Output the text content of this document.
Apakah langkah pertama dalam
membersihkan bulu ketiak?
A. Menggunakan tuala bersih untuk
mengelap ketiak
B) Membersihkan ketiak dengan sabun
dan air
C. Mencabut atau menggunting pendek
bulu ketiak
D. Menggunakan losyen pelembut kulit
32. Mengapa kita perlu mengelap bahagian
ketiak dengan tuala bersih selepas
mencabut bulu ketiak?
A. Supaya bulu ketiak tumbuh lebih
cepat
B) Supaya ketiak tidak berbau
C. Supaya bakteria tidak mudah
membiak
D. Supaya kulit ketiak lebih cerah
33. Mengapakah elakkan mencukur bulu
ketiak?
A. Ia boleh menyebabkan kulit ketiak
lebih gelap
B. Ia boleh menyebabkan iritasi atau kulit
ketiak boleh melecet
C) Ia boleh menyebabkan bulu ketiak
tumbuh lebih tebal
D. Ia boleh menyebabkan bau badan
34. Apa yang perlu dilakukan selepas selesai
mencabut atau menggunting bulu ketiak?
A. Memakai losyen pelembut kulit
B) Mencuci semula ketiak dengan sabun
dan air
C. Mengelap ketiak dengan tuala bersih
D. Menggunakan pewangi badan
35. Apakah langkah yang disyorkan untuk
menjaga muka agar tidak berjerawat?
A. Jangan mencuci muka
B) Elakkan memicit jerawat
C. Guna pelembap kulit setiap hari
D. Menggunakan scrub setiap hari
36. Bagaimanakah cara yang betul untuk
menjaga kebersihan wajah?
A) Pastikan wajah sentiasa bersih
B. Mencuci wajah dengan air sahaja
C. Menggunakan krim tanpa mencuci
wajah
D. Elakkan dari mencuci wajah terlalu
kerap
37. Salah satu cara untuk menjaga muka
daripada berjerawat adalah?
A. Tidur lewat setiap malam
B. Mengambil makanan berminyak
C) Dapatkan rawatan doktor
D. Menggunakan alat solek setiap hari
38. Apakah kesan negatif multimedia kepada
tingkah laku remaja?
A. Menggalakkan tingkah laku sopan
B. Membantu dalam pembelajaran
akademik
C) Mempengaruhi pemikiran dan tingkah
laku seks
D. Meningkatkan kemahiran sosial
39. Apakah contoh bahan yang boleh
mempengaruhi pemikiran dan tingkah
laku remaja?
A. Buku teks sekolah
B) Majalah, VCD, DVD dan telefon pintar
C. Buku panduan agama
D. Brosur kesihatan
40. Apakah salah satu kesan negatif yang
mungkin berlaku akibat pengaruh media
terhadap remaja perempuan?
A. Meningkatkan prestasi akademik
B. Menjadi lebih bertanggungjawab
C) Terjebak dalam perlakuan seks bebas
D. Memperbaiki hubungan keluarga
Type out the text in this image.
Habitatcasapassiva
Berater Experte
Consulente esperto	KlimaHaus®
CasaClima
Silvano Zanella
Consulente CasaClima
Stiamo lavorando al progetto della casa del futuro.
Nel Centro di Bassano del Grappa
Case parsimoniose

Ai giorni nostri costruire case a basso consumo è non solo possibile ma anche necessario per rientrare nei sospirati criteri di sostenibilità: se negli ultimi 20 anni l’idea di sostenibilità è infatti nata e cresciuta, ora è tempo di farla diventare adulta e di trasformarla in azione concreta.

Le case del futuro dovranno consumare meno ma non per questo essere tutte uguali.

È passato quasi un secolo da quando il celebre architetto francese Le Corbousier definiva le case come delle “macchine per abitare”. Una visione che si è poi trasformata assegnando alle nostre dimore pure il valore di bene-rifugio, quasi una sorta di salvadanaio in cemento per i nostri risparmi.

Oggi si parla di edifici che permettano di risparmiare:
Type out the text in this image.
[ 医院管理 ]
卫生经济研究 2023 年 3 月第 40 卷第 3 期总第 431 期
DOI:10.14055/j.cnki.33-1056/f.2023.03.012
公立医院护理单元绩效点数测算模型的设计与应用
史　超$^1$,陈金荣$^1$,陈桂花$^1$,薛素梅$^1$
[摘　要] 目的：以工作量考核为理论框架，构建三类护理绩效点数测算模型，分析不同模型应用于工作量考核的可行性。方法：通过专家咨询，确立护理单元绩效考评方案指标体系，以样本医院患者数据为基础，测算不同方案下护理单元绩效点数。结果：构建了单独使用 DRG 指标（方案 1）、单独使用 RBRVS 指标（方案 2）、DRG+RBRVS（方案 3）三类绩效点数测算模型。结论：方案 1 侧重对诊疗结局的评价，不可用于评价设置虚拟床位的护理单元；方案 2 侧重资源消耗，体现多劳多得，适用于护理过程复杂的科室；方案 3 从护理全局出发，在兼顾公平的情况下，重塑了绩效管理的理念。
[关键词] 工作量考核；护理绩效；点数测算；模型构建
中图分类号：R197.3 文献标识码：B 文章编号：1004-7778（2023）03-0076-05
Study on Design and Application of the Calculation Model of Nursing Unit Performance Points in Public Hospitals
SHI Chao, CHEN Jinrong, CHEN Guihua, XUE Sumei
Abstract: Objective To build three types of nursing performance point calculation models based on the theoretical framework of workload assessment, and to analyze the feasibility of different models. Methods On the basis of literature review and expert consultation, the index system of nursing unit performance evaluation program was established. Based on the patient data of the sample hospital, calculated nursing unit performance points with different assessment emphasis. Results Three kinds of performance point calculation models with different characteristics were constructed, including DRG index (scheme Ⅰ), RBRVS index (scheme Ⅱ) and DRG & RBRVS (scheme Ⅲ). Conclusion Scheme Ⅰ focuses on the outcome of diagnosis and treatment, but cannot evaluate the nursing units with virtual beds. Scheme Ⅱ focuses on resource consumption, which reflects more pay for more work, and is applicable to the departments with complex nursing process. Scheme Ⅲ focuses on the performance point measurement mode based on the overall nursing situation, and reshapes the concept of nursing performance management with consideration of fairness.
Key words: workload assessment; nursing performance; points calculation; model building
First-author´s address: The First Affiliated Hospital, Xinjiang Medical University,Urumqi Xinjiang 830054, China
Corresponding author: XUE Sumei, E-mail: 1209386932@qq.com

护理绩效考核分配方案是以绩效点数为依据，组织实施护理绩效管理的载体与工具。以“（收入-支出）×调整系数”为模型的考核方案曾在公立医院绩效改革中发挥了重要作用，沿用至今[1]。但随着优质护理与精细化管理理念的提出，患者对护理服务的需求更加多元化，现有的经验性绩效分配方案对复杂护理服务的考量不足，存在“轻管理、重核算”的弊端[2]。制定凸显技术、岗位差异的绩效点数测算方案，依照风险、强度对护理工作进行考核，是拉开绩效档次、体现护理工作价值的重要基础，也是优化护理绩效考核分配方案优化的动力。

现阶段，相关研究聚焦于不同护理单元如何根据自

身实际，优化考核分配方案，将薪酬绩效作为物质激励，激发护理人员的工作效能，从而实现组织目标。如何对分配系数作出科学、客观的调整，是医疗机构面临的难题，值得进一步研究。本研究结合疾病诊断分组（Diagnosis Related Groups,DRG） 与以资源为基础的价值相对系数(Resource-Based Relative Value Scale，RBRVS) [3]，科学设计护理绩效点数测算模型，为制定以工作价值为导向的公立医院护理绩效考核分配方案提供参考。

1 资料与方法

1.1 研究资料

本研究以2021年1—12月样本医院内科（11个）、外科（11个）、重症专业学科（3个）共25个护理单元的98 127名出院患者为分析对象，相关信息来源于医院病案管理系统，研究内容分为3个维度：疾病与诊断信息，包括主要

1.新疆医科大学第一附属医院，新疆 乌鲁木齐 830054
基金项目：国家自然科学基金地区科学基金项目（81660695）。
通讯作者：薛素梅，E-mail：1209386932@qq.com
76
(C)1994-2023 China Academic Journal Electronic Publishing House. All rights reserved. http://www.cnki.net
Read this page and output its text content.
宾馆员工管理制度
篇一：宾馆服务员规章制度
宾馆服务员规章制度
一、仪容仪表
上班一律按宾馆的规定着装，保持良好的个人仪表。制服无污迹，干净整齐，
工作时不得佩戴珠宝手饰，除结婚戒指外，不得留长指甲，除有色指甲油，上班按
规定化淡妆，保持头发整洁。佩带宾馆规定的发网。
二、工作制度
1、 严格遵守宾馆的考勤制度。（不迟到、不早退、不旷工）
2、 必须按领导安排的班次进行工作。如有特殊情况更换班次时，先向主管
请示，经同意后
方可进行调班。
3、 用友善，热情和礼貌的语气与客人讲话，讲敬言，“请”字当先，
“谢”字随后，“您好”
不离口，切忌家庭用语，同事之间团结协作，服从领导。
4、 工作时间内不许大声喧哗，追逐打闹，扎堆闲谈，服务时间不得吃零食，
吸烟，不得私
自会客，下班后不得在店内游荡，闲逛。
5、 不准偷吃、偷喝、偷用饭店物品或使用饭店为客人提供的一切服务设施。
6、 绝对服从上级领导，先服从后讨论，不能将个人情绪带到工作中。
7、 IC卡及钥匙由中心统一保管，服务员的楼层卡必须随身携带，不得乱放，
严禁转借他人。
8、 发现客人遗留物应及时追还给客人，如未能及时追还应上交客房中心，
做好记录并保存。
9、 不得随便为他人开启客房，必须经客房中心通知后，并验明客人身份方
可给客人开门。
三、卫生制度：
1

GOAL —
Each line in the data that holds the string "menyebabkan" should be found and copied.

COMPLETE OUTPUT —
A. Ia boleh menyebabkan kulit ketiak
B. Ia boleh menyebabkan iritasi atau kulit
C) Ia boleh menyebabkan bulu ketiak
D. Ia boleh menyebabkan bau badan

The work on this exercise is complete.